▶ **WRITTEN PROBLEM A**
In the text on workers, what is the server that tracks the tasks to be performed called?

▶ **SOURCE TEXT**
'''

TDA383/DIT390

Workers

What would it happen if you use pmap with a list of 1.000.000.000 elements?
Sometimes, it is necessary to impose some resource limits
- Parallel processes, open files, etc.
- Gives stability to the system
The workers model is designed for that goal
We have tasks (computations) divided among a number of workers
- Workers are simple processes
Workers can be active or passive.
- An active worker is a process already performing computations related to a task(s),
- A passive worker is waiting to be assigned to a task(s).
There is a server, called a pool, that keeps track of the tasks to be performed and has a fix number of workers willing to take those tasks.
Server behavior
- The initial state of the server is a queue of tasks and a list of passive workers
- A worker can take more than a single task
- An active worker becomes passive after finishing with the assigned task(s)
- A passive worker becomes active when being assigned a task(s).

'''

▶ **PROVIDED RECORDS**
'''

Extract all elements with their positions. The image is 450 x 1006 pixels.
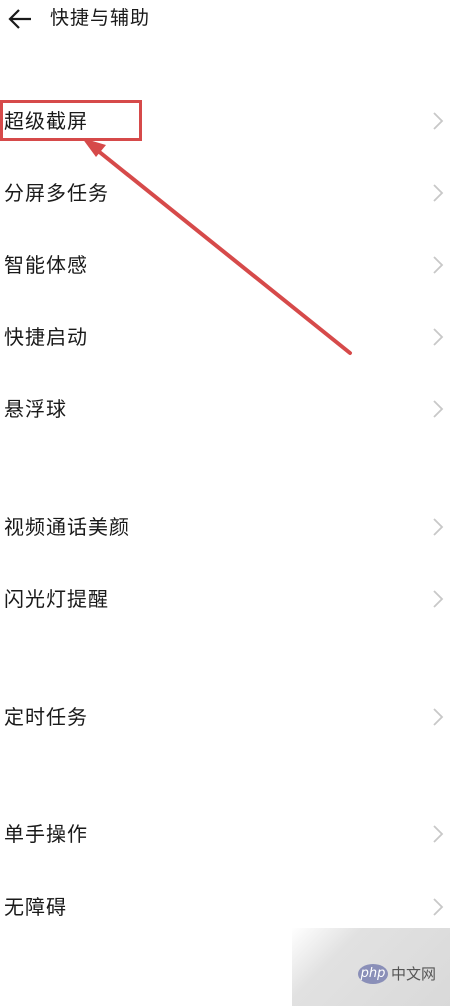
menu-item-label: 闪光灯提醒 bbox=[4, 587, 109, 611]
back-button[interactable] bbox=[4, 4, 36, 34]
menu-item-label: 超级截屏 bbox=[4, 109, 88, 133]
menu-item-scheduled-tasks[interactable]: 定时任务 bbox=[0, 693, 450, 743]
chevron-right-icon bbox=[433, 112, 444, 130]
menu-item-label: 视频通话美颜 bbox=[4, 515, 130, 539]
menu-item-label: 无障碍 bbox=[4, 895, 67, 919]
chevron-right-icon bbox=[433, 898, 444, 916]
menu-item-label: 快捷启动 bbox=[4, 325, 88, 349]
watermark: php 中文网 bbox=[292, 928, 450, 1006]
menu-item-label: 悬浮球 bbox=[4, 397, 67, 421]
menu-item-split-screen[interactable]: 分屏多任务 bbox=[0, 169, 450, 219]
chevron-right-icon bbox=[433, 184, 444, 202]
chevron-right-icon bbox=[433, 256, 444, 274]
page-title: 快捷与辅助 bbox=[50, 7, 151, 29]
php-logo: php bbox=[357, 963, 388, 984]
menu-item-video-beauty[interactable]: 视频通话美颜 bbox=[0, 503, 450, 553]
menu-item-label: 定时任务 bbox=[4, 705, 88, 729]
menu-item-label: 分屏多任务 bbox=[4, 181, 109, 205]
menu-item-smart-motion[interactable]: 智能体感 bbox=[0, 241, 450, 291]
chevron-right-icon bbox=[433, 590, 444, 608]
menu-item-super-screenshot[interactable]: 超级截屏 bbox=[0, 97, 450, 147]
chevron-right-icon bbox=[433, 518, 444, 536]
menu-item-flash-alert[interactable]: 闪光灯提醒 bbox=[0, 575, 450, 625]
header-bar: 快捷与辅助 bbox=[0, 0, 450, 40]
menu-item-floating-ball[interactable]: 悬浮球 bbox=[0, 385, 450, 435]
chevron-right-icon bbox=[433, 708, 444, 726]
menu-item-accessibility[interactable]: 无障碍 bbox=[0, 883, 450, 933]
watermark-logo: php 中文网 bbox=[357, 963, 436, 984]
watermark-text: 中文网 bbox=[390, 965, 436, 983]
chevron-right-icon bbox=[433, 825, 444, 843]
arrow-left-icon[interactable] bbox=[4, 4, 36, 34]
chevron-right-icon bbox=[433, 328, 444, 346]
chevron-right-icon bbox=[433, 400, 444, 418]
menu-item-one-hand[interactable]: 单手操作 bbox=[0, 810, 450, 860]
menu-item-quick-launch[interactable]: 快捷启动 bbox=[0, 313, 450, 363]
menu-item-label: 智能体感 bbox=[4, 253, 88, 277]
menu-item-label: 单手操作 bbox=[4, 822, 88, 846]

'''

▶ **WRITTEN PROBLEM B**
In the records, write out again, unchanged, every line from the line containing "menu-item-label: 闪光灯提醒 bbox=[4, 587, 109, 611]" through the line containing "chevron-right-icon bbox=[433, 898, 444, 916]", with both of those lines included.

▶ **EXPECTED ANSWER A**
A pool.

▶ **EXPECTED ANSWER B**
menu-item-label: 闪光灯提醒 bbox=[4, 587, 109, 611]
back-button[interactable] bbox=[4, 4, 36, 34]
menu-item-label: 超级截屏 bbox=[4, 109, 88, 133]
menu-item-scheduled-tasks[interactable]: 定时任务 bbox=[0, 693, 450, 743]
chevron-right-icon bbox=[433, 112, 444, 130]
menu-item-label: 视频通话美颜 bbox=[4, 515, 130, 539]
menu-item-label: 无障碍 bbox=[4, 895, 67, 919]
chevron-right-icon bbox=[433, 898, 444, 916]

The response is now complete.